BEGIN Exercise data

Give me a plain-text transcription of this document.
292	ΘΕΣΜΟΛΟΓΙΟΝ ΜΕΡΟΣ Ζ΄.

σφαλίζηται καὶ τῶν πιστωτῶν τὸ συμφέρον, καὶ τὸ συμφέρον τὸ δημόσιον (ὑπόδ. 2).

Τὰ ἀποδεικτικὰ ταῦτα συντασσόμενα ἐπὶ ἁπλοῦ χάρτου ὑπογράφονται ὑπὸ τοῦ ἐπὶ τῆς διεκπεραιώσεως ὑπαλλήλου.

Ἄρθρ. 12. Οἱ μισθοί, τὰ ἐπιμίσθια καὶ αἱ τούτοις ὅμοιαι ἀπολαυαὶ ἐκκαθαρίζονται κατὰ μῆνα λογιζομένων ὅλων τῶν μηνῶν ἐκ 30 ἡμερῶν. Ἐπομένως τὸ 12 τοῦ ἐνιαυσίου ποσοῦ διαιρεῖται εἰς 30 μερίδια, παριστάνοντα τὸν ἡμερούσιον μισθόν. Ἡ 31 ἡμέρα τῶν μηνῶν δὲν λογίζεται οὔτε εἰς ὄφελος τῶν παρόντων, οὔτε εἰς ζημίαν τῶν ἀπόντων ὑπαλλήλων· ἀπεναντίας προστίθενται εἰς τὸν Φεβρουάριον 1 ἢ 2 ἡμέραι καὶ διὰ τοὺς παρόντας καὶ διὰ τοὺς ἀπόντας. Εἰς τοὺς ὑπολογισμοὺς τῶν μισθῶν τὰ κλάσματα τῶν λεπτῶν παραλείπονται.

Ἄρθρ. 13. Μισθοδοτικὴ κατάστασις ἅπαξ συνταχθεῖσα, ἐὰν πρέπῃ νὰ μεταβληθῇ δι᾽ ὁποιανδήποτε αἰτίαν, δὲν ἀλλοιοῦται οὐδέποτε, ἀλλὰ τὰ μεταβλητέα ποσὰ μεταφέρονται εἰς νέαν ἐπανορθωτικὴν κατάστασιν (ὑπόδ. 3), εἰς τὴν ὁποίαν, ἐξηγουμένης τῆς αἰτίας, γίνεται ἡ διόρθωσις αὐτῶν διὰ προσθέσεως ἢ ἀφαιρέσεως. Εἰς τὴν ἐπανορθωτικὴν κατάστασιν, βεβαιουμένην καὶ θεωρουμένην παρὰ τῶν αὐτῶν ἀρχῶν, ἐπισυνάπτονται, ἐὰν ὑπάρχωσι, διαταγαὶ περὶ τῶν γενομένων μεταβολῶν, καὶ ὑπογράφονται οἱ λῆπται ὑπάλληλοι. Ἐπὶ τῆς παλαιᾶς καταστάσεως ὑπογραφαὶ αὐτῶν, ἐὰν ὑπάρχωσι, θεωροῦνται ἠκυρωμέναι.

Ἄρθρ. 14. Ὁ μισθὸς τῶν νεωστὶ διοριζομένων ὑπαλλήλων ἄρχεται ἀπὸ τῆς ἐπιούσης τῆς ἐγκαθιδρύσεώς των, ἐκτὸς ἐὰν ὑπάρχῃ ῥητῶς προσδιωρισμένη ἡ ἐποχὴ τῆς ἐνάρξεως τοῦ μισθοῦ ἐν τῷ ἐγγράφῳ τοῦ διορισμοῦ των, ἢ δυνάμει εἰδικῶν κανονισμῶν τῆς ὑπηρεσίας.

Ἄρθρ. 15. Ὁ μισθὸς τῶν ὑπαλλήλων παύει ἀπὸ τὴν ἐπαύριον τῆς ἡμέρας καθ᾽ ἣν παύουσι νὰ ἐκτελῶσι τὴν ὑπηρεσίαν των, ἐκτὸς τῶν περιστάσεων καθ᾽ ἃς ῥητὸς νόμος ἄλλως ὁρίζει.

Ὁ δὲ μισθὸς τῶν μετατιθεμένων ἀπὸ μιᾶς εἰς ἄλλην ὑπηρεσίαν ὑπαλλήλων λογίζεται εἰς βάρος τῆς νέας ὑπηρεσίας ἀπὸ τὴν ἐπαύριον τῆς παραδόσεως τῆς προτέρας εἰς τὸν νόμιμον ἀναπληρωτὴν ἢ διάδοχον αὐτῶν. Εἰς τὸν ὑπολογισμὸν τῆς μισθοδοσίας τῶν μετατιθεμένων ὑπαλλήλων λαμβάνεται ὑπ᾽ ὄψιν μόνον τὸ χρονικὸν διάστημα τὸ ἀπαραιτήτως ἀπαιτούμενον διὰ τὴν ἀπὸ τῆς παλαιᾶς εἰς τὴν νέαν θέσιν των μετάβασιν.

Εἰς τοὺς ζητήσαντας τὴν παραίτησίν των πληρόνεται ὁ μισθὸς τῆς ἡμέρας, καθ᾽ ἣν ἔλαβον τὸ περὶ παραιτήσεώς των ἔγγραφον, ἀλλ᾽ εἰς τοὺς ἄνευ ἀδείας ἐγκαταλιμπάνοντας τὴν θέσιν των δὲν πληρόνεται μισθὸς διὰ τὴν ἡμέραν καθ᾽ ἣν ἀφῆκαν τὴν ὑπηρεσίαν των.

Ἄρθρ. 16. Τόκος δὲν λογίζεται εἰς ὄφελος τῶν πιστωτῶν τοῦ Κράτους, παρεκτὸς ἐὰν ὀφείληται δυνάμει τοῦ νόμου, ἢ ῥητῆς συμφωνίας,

END Exercise data

> [What you have to do] For each line in the data above that contains the string "ἐπαύριον", extract the line.

> [Task answer]
Ἄρθρ. 15. Ὁ μισθὸς τῶν ὑπαλλήλων παύει ἀπὸ τὴν ἐπαύριον τῆς ἡμέρας καθ᾽ ἣν παύουσι νὰ ἐκτελῶσι τὴν ὑπηρεσίαν των, ἐκτὸς τῶν περιστάσεων καθ᾽ ἃς ῥητὸς νόμος ἄλλως ὁρίζει.
Ὁ δὲ μισθὸς τῶν μετατιθεμένων ἀπὸ μιᾶς εἰς ἄλλην ὑπηρεσίαν ὑπαλλήλων λογίζεται εἰς βάρος τῆς νέας ὑπηρεσίας ἀπὸ τὴν ἐπαύριον τῆς παραδόσεως τῆς προτέρας εἰς τὸν νόμιμον ἀναπληρωτὴν ἢ διάδοχον αὐτῶν. Εἰς τὸν ὑπολογισμὸν τῆς μισθοδοσίας τῶν μετατιθεμένων ὑπαλλήλων λαμβάνεται ὑπ᾽ ὄψιν μόνον τὸ χρονικὸν διάστημα τὸ ἀπαραιτήτως ἀπαιτούμενον διὰ τὴν ἀπὸ τῆς παλαιᾶς εἰς τὴν νέαν θέσιν των μετάβασιν.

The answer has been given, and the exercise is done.